▶
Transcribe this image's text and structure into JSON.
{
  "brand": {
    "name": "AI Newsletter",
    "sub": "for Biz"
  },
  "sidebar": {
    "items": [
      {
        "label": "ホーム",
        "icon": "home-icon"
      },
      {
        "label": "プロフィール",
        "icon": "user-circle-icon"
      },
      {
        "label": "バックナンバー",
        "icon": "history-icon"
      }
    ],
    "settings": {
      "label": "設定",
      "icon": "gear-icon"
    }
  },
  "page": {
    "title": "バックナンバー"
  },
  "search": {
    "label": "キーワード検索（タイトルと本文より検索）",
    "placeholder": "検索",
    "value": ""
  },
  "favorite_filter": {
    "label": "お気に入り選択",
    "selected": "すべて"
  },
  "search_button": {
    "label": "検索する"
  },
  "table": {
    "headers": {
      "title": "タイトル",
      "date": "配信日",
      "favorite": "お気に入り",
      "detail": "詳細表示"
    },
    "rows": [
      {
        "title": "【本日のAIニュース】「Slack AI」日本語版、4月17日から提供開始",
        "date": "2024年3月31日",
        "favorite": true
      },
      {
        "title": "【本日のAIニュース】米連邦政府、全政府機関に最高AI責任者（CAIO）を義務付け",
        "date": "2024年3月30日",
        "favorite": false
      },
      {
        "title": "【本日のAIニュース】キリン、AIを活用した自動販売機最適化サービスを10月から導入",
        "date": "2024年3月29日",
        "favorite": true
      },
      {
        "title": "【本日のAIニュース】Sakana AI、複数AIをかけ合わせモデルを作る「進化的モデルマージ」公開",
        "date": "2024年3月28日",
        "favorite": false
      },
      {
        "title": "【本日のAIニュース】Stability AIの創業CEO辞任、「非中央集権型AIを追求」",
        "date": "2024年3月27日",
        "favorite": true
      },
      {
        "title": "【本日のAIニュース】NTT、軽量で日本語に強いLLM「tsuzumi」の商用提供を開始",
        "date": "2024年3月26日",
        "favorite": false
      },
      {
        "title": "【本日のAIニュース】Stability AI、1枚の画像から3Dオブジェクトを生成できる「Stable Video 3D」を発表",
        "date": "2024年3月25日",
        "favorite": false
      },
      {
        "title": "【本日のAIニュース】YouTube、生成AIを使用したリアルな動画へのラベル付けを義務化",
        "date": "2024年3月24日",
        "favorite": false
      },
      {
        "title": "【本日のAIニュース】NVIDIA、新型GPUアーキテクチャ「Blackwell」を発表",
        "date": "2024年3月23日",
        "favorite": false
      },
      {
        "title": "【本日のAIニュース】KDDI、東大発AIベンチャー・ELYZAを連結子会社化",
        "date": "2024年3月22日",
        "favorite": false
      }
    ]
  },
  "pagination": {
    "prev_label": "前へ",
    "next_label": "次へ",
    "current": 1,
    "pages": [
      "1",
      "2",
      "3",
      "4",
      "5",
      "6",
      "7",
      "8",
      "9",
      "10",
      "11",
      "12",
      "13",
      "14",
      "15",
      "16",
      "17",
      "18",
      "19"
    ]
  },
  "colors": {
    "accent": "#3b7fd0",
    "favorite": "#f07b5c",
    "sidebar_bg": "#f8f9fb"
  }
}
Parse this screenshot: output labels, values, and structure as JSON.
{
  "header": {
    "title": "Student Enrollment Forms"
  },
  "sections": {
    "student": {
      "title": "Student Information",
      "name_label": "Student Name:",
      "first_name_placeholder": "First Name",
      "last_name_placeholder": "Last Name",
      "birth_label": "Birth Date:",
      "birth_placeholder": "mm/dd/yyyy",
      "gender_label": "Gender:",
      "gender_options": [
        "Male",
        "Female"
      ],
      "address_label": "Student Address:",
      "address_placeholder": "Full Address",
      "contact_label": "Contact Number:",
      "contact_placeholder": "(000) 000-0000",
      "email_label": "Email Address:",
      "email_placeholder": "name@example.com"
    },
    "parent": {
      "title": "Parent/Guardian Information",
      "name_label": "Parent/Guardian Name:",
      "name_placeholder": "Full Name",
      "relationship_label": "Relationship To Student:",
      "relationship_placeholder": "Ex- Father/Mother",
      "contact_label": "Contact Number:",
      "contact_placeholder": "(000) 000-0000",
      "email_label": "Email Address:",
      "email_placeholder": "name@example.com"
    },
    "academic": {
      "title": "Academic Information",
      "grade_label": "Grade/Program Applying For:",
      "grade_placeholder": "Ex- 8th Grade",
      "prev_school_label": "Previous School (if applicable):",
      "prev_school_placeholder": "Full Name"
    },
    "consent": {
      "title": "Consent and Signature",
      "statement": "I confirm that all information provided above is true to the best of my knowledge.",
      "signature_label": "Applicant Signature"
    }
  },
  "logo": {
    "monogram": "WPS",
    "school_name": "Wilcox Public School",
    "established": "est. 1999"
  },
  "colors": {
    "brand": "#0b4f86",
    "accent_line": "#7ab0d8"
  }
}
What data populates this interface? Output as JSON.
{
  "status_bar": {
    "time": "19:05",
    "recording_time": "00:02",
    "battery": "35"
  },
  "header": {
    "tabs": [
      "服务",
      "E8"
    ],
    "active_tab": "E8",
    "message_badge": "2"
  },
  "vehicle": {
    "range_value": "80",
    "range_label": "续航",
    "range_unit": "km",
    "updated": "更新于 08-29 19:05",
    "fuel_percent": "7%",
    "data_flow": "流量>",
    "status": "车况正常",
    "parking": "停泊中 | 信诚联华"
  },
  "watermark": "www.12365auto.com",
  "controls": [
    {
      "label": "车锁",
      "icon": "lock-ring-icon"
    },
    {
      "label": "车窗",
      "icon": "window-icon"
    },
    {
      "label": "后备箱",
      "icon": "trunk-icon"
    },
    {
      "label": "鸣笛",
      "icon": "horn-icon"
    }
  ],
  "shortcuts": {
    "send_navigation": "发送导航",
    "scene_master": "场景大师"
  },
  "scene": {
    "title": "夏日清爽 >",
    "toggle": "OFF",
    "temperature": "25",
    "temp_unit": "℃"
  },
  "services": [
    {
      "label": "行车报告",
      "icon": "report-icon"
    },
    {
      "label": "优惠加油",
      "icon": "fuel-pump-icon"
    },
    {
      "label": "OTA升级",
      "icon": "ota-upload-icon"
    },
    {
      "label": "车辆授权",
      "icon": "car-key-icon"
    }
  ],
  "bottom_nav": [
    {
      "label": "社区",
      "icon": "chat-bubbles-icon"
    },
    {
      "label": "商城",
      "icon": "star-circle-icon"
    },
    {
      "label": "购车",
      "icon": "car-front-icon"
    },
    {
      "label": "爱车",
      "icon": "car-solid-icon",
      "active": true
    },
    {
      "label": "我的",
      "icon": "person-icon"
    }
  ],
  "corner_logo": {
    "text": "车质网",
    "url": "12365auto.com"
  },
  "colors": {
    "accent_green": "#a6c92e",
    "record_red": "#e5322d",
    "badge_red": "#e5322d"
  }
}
◀
▶ [Directions]: Set out the complete listing exactly as shown.

▶ [Reply]:
Transcribe this image's text and structure into JSON.
{
  "brand": {
    "name": "AI Newsletter",
    "sub": "for Biz"
  },
  "sidebar": {
    "items": [
      {
        "label": "ホーム",
        "icon": "home-icon"
      },
      {
        "label": "プロフィール",
        "icon": "user-circle-icon"
      },
      {
        "label": "バックナンバー",
        "icon": "history-icon"
      }
    ],
    "settings": {
      "label": "設定",
      "icon": "gear-icon"
    }
  },
  "page": {
    "title": "バックナンバー"
  },
  "search": {
    "label": "キーワード検索（タイトルと本文より検索）",
    "placeholder": "検索",
    "value": ""
  },
  "favorite_filter": {
    "label": "お気に入り選択",
    "selected": "すべて"
  },
  "search_button": {
    "label": "検索する"
  },
  "table": {
    "headers": {
      "title": "タイトル",
      "date": "配信日",
      "favorite": "お気に入り",
      "detail": "詳細表示"
    },
    "rows": [
      {
        "title": "【本日のAIニュース】「Slack AI」日本語版、4月17日から提供開始",
        "date": "2024年3月31日",
        "favorite": true
      },
      {
        "title": "【本日のAIニュース】米連邦政府、全政府機関に最高AI責任者（CAIO）を義務付け",
        "date": "2024年3月30日",
        "favorite": false
      },
      {
        "title": "【本日のAIニュース】キリン、AIを活用した自動販売機最適化サービスを10月から導入",
        "date": "2024年3月29日",
        "favorite": true
      },
      {
        "title": "【本日のAIニュース】Sakana AI、複数AIをかけ合わせモデルを作る「進化的モデルマージ」公開",
        "date": "2024年3月28日",
        "favorite": false
      },
      {
        "title": "【本日のAIニュース】Stability AIの創業CEO辞任、「非中央集権型AIを追求」",
        "date": "2024年3月27日",
        "favorite": true
      },
      {
        "title": "【本日のAIニュース】NTT、軽量で日本語に強いLLM「tsuzumi」の商用提供を開始",
        "date": "2024年3月26日",
        "favorite": false
      },
      {
        "title": "【本日のAIニュース】Stability AI、1枚の画像から3Dオブジェクトを生成できる「Stable Video 3D」を発表",
        "date": "2024年3月25日",
        "favorite": false
      },
      {
        "title": "【本日のAIニュース】YouTube、生成AIを使用したリアルな動画へのラベル付けを義務化",
        "date": "2024年3月24日",
        "favorite": false
      },
      {
        "title": "【本日のAIニュース】NVIDIA、新型GPUアーキテクチャ「Blackwell」を発表",
        "date": "2024年3月23日",
        "favorite": false
      },
      {
        "title": "【本日のAIニュース】KDDI、東大発AIベンチャー・ELYZAを連結子会社化",
        "date": "2024年3月22日",
        "favorite": false
      }
    ]
  },
  "pagination": {
    "prev_label": "前へ",
    "next_label": "次へ",
    "current": 1,
    "pages": [
      "1",
      "2",
      "3",
      "4",
      "5",
      "6",
      "7",
      "8",
      "9",
      "10",
      "11",
      "12",
      "13",
      "14",
      "15",
      "16",
      "17",
      "18",
      "19"
    ]
  },
  "colors": {
    "accent": "#3b7fd0",
    "favorite": "#f07b5c",
    "sidebar_bg": "#f8f9fb"
  }
}
Parse this screenshot: output labels, values, and structure as JSON.
{
  "header": {
    "title": "Student Enrollment Forms"
  },
  "sections": {
    "student": {
      "title": "Student Information",
      "name_label": "Student Name:",
      "first_name_placeholder": "First Name",
      "last_name_placeholder": "Last Name",
      "birth_label": "Birth Date:",
      "birth_placeholder": "mm/dd/yyyy",
      "gender_label": "Gender:",
      "gender_options": [
        "Male",
        "Female"
      ],
      "address_label": "Student Address:",
      "address_placeholder": "Full Address",
      "contact_label": "Contact Number:",
      "contact_placeholder": "(000) 000-0000",
      "email_label": "Email Address:",
      "email_placeholder": "name@example.com"
    },
    "parent": {
      "title": "Parent/Guardian Information",
      "name_label": "Parent/Guardian Name:",
      "name_placeholder": "Full Name",
      "relationship_label": "Relationship To Student:",
      "relationship_placeholder": "Ex- Father/Mother",
      "contact_label": "Contact Number:",
      "contact_placeholder": "(000) 000-0000",
      "email_label": "Email Address:",
      "email_placeholder": "name@example.com"
    },
    "academic": {
      "title": "Academic Information",
      "grade_label": "Grade/Program Applying For:",
      "grade_placeholder": "Ex- 8th Grade",
      "prev_school_label": "Previous School (if applicable):",
      "prev_school_placeholder": "Full Name"
    },
    "consent": {
      "title": "Consent and Signature",
      "statement": "I confirm that all information provided above is true to the best of my knowledge.",
      "signature_label": "Applicant Signature"
    }
  },
  "logo": {
    "monogram": "WPS",
    "school_name": "Wilcox Public School",
    "established": "est. 1999"
  },
  "colors": {
    "brand": "#0b4f86",
    "accent_line": "#7ab0d8"
  }
}
What data populates this interface? Output as JSON.
{
  "status_bar": {
    "time": "19:05",
    "recording_time": "00:02",
    "battery": "35"
  },
  "header": {
    "tabs": [
      "服务",
      "E8"
    ],
    "active_tab": "E8",
    "message_badge": "2"
  },
  "vehicle": {
    "range_value": "80",
    "range_label": "续航",
    "range_unit": "km",
    "updated": "更新于 08-29 19:05",
    "fuel_percent": "7%",
    "data_flow": "流量>",
    "status": "车况正常",
    "parking": "停泊中 | 信诚联华"
  },
  "watermark": "www.12365auto.com",
  "controls": [
    {
      "label": "车锁",
      "icon": "lock-ring-icon"
    },
    {
      "label": "车窗",
      "icon": "window-icon"
    },
    {
      "label": "后备箱",
      "icon": "trunk-icon"
    },
    {
      "label": "鸣笛",
      "icon": "horn-icon"
    }
  ],
  "shortcuts": {
    "send_navigation": "发送导航",
    "scene_master": "场景大师"
  },
  "scene": {
    "title": "夏日清爽 >",
    "toggle": "OFF",
    "temperature": "25",
    "temp_unit": "℃"
  },
  "services": [
    {
      "label": "行车报告",
      "icon": "report-icon"
    },
    {
      "label": "优惠加油",
      "icon": "fuel-pump-icon"
    },
    {
      "label": "OTA升级",
      "icon": "ota-upload-icon"
    },
    {
      "label": "车辆授权",
      "icon": "car-key-icon"
    }
  ],
  "bottom_nav": [
    {
      "label": "社区",
      "icon": "chat-bubbles-icon"
    },
    {
      "label": "商城",
      "icon": "star-circle-icon"
    },
    {
      "label": "购车",
      "icon": "car-front-icon"
    },
    {
      "label": "爱车",
      "icon": "car-solid-icon",
      "active": true
    },
    {
      "label": "我的",
      "icon": "person-icon"
    }
  ],
  "corner_logo": {
    "text": "车质网",
    "url": "12365auto.com"
  },
  "colors": {
    "accent_green": "#a6c92e",
    "record_red": "#e5322d",
    "badge_red": "#e5322d"
  }
}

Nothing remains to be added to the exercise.